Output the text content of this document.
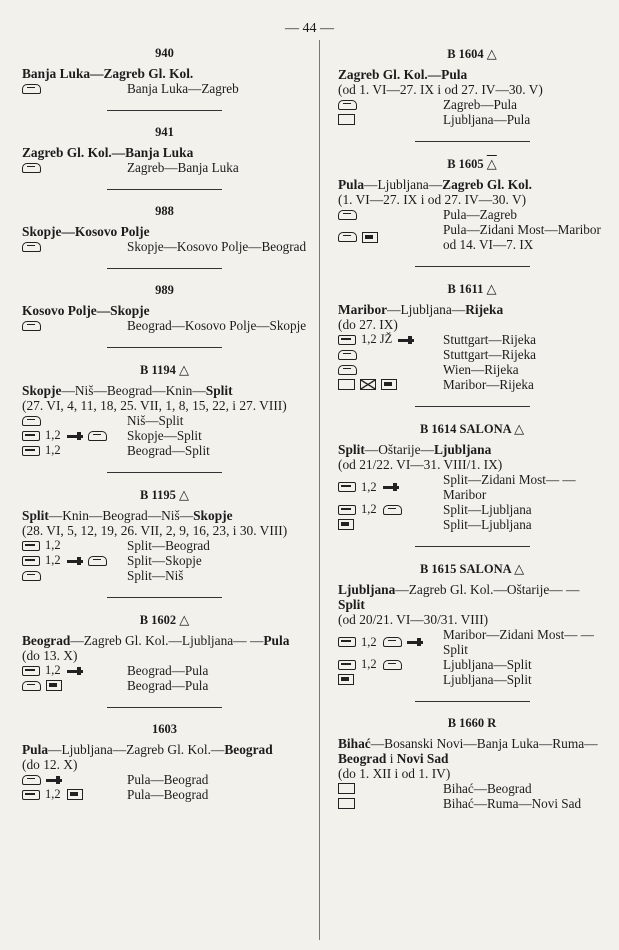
— 44 —
940
Banja Luka—Zagreb Gl. Kol.
Banja Luka—Zagreb
941
Zagreb Gl. Kol.—Banja Luka
Zagreb—Banja Luka
988
Skopje—Kosovo Polje
Skopje—Kosovo Polje—Beograd
989
Kosovo Polje—Skopje
Beograd—Kosovo Polje—Skopje
B 1194 △
Skopje—Niš—Beograd—Knin—Split
(27. VI, 4, 11, 18, 25. VII, 1, 8, 15, 22, i 27. VIII)
Niš—Split
1,2	Skopje—Split
1,2	Beograd—Split
B 1195 △
Split—Knin—Beograd—Niš—Skopje
(28. VI, 5, 12, 19, 26. VII, 2, 9, 16, 23, i 30. VIII)
1,2	Split—Beograd
1,2	Split—Skopje
Split—Niš
B 1602 △
Beograd—Zagreb Gl. Kol.—Ljubljana— —Pula
(do 13. X)
1,2	Beograd—Pula
Beograd—Pula
1603
Pula—Ljubljana—Zagreb Gl. Kol.—Beograd
(do 12. X)
Pula—Beograd
1,2	Pula—Beograd
B 1604 △
Zagreb Gl. Kol.—Pula
(od 1. VI—27. IX i od 27. IV—30. V)
Zagreb—Pula
Ljubljana—Pula
B 1605 △
Pula—Ljubljana—Zagreb Gl. Kol.
(1. VI—27. IX i od 27. IV—30. V)
Pula—Zagreb
Pula—Zidani Most—Maribor od 14. VI—7. IX
B 1611 △
Maribor—Ljubljana—Rijeka
(do 27. IX)
1,2 JŽ	Stuttgart—Rijeka
Stuttgart—Rijeka
Wien—Rijeka
Maribor—Rijeka
B 1614 SALONA △
Split—Oštarije—Ljubljana
(od 21/22. VI—31. VIII/1. IX)
1,2	Split—Zidani Most— —Maribor
1,2	Split—Ljubljana
Split—Ljubljana
B 1615 SALONA △
Ljubljana—Zagreb Gl. Kol.—Oštarije— —Split
(od 20/21. VI—30/31. VIII)
1,2	Maribor—Zidani Most— —Split
1,2	Ljubljana—Split
Ljubljana—Split
B 1660 R
Bihać—Bosanski Novi—Banja Luka—Ruma—Beograd i Novi Sad
(do 1. XII i od 1. IV)
Bihać—Beograd
Bihać—Ruma—Novi Sad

◆ ◆ ◆ ◆ ◆ ◆ ◆

THE REQUEST » Omit every image. Quote each record exactly.

WRITTEN REPLY »
Output the text content of this document.
— 44 —
940
Banja Luka—Zagreb Gl. Kol.
Banja Luka—Zagreb
941
Zagreb Gl. Kol.—Banja Luka
Zagreb—Banja Luka
988
Skopje—Kosovo Polje
Skopje—Kosovo Polje—Beograd
989
Kosovo Polje—Skopje
Beograd—Kosovo Polje—Skopje
B 1194 △
Skopje—Niš—Beograd—Knin—Split
(27. VI, 4, 11, 18, 25. VII, 1, 8, 15, 22, i 27. VIII)
Niš—Split
1,2	Skopje—Split
1,2	Beograd—Split
B 1195 △
Split—Knin—Beograd—Niš—Skopje
(28. VI, 5, 12, 19, 26. VII, 2, 9, 16, 23, i 30. VIII)
1,2	Split—Beograd
1,2	Split—Skopje
Split—Niš
B 1602 △
Beograd—Zagreb Gl. Kol.—Ljubljana— —Pula
(do 13. X)
1,2	Beograd—Pula
Beograd—Pula
1603
Pula—Ljubljana—Zagreb Gl. Kol.—Beograd
(do 12. X)
Pula—Beograd
1,2	Pula—Beograd
B 1604 △
Zagreb Gl. Kol.—Pula
(od 1. VI—27. IX i od 27. IV—30. V)
Zagreb—Pula
Ljubljana—Pula
B 1605 △
Pula—Ljubljana—Zagreb Gl. Kol.
(1. VI—27. IX i od 27. IV—30. V)
Pula—Zagreb
Pula—Zidani Most—Maribor od 14. VI—7. IX
B 1611 △
Maribor—Ljubljana—Rijeka
(do 27. IX)
1,2 JŽ	Stuttgart—Rijeka
Stuttgart—Rijeka
Wien—Rijeka
Maribor—Rijeka
B 1614 SALONA △
Split—Oštarije—Ljubljana
(od 21/22. VI—31. VIII/1. IX)
1,2	Split—Zidani Most— —Maribor
1,2	Split—Ljubljana
Split—Ljubljana
B 1615 SALONA △
Ljubljana—Zagreb Gl. Kol.—Oštarije— —Split
(od 20/21. VI—30/31. VIII)
1,2	Maribor—Zidani Most— —Split
1,2	Ljubljana—Split
Ljubljana—Split
B 1660 R
Bihać—Bosanski Novi—Banja Luka—Ruma—Beograd i Novi Sad
(do 1. XII i od 1. IV)
Bihać—Beograd
Bihać—Ruma—Novi Sad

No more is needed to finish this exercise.